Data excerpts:
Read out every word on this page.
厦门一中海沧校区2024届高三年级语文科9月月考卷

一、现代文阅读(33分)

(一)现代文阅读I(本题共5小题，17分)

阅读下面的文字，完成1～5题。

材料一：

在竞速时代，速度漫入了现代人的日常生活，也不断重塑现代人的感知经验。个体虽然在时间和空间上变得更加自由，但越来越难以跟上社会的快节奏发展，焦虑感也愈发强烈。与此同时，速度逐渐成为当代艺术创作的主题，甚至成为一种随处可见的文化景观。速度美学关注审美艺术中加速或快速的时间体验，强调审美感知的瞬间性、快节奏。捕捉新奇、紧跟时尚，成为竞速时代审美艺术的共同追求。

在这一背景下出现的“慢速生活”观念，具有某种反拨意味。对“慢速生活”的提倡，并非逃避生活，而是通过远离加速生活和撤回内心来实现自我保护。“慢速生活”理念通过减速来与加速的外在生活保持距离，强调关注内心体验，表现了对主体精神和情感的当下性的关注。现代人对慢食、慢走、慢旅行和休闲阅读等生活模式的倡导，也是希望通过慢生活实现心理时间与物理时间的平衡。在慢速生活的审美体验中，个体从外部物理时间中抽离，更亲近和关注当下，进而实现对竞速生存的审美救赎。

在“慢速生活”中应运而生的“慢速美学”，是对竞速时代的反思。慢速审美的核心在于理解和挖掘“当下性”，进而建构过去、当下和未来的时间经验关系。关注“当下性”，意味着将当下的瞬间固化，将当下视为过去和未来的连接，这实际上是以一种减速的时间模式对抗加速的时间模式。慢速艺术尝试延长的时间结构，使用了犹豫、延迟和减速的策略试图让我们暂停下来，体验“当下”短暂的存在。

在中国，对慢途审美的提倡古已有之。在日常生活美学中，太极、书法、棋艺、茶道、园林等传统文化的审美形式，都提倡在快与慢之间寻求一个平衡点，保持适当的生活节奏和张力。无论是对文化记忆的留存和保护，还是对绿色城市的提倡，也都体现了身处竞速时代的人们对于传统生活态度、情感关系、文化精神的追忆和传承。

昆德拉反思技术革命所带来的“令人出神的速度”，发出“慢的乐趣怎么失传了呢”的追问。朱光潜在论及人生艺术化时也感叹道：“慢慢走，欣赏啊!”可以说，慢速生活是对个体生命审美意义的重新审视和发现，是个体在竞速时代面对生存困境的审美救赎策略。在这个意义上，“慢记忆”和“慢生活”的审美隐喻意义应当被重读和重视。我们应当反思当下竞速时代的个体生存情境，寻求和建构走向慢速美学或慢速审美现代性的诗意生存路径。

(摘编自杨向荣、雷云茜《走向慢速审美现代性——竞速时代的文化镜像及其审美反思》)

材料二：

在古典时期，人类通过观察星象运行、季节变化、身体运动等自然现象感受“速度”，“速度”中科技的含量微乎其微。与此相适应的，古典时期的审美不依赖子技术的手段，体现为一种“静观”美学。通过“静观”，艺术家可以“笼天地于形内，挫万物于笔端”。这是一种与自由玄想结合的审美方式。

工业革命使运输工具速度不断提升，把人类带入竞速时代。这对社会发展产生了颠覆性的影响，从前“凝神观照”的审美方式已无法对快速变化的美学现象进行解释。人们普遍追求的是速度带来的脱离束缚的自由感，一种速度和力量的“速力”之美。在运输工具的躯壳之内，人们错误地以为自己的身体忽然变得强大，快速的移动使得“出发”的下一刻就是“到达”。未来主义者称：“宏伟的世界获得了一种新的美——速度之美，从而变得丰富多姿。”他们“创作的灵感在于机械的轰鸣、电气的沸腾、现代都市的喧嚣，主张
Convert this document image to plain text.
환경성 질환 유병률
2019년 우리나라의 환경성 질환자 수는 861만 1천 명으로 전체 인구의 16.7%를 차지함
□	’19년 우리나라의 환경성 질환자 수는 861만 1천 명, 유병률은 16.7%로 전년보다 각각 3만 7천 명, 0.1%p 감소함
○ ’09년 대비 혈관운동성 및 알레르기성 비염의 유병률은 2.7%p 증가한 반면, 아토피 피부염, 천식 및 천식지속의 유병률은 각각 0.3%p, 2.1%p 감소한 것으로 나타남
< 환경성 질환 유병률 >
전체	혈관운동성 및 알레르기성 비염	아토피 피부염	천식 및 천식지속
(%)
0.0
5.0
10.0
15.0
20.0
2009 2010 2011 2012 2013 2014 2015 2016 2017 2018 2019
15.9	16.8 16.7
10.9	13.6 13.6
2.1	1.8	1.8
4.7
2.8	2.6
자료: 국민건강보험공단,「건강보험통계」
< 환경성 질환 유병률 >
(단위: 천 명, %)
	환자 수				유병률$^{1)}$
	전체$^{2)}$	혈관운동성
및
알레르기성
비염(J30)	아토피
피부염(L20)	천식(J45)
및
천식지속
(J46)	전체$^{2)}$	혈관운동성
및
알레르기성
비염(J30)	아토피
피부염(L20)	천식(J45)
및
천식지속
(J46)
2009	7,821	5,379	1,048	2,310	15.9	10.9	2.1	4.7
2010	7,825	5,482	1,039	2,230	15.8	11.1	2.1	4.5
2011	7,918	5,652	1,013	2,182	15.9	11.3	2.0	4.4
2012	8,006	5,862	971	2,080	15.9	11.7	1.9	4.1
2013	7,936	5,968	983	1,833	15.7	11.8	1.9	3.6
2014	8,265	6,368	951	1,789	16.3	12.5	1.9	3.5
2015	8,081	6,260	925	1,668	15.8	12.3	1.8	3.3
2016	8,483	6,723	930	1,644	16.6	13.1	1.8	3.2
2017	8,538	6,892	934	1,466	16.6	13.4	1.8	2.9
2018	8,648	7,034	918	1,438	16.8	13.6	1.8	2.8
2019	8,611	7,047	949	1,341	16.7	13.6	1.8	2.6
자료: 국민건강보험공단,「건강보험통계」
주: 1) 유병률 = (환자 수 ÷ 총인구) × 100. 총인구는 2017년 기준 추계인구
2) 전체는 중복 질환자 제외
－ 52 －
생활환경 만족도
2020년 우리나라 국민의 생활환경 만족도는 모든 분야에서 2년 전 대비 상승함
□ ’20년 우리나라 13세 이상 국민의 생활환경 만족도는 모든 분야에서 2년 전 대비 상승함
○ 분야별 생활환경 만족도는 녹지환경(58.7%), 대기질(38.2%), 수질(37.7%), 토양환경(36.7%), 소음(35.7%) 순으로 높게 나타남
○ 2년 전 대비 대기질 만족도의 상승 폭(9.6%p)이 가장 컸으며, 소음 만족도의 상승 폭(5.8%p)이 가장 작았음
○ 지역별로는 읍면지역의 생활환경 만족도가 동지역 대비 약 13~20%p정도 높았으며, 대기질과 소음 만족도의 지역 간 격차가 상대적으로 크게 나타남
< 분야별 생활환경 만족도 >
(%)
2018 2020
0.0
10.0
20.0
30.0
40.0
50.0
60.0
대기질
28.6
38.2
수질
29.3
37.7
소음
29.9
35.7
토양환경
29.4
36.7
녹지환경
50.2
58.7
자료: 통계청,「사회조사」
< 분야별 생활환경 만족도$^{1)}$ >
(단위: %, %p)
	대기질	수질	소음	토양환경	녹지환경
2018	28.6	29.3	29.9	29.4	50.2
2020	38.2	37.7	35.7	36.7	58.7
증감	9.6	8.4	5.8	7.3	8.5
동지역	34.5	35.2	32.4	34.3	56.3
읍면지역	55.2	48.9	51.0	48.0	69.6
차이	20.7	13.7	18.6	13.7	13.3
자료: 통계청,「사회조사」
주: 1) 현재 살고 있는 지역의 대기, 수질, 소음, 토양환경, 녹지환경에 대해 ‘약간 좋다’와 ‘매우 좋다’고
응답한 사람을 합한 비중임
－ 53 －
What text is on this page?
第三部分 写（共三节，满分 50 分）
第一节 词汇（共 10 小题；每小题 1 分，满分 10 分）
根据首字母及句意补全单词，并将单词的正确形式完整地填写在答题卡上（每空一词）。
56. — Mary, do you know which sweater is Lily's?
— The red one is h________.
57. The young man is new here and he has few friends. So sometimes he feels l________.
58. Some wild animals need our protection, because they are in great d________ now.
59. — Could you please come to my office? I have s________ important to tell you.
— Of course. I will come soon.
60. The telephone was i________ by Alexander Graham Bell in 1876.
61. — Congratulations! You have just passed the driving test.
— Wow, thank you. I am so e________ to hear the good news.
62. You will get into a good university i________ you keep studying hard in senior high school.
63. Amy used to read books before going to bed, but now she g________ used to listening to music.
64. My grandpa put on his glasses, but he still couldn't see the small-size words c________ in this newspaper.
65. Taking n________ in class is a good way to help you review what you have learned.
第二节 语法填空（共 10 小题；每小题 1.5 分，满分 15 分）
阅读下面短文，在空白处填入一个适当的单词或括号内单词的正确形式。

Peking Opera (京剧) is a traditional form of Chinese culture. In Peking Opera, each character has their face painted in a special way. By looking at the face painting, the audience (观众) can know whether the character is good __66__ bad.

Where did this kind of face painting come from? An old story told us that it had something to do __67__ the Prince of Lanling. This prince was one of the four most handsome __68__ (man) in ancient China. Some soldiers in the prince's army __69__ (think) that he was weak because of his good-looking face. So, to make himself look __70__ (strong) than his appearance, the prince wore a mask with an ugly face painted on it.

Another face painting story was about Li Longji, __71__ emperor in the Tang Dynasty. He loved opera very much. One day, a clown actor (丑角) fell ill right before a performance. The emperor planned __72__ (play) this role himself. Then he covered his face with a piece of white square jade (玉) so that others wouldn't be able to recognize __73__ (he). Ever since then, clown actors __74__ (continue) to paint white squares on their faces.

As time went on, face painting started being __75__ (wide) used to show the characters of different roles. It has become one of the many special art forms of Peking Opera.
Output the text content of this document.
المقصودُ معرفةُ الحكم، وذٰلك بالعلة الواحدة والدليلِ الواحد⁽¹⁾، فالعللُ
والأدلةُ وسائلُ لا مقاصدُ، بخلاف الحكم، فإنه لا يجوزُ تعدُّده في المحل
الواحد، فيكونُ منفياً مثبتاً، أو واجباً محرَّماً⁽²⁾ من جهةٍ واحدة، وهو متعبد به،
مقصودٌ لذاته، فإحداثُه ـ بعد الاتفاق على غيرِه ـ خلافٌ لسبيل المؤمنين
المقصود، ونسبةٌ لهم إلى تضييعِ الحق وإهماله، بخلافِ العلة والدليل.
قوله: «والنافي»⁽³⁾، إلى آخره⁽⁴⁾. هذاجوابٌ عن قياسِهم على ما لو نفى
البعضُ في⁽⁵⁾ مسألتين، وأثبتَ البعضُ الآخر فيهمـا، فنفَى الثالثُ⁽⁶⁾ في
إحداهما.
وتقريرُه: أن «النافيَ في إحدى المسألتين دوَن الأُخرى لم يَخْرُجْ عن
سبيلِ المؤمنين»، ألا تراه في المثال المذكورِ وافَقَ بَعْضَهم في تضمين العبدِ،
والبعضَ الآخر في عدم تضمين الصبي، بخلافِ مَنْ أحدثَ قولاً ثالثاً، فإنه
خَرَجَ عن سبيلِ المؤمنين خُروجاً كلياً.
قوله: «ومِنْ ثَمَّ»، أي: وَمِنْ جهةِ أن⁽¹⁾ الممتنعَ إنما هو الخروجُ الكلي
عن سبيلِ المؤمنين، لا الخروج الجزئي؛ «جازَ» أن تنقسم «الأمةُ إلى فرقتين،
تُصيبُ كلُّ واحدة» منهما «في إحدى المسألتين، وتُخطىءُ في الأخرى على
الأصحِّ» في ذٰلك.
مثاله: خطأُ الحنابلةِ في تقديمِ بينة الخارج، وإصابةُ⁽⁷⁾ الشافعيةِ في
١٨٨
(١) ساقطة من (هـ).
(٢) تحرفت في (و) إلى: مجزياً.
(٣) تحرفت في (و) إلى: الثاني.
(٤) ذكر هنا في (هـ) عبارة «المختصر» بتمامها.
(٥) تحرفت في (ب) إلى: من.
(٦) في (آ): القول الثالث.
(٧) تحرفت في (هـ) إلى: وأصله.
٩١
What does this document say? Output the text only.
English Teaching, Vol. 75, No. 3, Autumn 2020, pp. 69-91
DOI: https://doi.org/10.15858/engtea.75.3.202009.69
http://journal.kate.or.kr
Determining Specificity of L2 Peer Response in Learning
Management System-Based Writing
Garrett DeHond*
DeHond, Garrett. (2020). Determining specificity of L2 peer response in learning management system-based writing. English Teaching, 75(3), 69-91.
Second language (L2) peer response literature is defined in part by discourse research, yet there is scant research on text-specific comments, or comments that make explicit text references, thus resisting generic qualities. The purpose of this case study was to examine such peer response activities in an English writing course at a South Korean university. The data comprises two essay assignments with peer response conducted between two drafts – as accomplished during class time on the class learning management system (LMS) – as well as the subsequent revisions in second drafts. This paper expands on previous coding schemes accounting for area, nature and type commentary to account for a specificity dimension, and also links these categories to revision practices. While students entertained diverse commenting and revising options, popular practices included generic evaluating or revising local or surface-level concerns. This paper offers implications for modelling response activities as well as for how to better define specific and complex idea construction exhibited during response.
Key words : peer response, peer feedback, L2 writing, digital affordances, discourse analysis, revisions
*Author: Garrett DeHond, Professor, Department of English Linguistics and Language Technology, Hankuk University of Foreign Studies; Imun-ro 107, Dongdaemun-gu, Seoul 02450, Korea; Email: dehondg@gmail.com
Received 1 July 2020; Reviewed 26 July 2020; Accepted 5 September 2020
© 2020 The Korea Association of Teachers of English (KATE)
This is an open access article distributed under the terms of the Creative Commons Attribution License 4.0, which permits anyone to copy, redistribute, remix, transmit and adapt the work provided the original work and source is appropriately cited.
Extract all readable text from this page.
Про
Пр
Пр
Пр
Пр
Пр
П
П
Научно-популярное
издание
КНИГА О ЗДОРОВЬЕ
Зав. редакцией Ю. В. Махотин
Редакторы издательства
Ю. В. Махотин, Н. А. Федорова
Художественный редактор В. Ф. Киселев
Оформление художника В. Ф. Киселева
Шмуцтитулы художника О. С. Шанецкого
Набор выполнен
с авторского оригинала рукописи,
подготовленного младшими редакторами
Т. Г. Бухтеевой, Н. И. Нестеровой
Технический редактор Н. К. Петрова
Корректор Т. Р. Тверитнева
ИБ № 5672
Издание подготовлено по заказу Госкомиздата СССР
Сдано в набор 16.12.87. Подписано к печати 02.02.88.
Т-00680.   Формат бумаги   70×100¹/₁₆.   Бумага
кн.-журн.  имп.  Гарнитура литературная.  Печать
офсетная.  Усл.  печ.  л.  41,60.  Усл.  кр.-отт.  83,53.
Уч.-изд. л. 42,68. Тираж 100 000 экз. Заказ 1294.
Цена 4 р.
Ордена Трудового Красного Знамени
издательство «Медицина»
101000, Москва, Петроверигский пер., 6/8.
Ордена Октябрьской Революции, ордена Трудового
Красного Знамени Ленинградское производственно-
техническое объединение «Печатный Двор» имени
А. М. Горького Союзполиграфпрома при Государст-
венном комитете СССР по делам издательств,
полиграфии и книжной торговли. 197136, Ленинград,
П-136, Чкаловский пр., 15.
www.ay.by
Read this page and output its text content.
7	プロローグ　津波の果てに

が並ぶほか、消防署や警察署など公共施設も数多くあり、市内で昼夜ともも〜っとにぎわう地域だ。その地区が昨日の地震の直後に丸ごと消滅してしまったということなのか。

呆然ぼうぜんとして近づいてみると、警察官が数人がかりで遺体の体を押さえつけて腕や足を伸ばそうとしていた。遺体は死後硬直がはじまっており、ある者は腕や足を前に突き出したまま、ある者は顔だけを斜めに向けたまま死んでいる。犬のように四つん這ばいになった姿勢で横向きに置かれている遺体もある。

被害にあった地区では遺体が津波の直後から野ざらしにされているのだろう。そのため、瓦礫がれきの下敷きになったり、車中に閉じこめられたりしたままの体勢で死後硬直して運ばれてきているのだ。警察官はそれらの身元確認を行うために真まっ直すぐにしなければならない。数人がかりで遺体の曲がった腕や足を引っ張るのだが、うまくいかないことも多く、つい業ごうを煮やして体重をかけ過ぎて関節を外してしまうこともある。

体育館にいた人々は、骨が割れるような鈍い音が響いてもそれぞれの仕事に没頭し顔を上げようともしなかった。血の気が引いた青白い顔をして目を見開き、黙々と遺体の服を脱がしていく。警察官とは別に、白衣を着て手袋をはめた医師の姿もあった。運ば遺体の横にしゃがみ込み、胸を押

Directive = Gather each line in the entries above where the string "المسألتين" is found.

Result =
وتقريرُه: أن «النافيَ في إحدى المسألتين دوَن الأُخرى لم يَخْرُجْ عن
تُصيبُ كلُّ واحدة» منهما «في إحدى المسألتين، وتُخطىءُ في الأخرى على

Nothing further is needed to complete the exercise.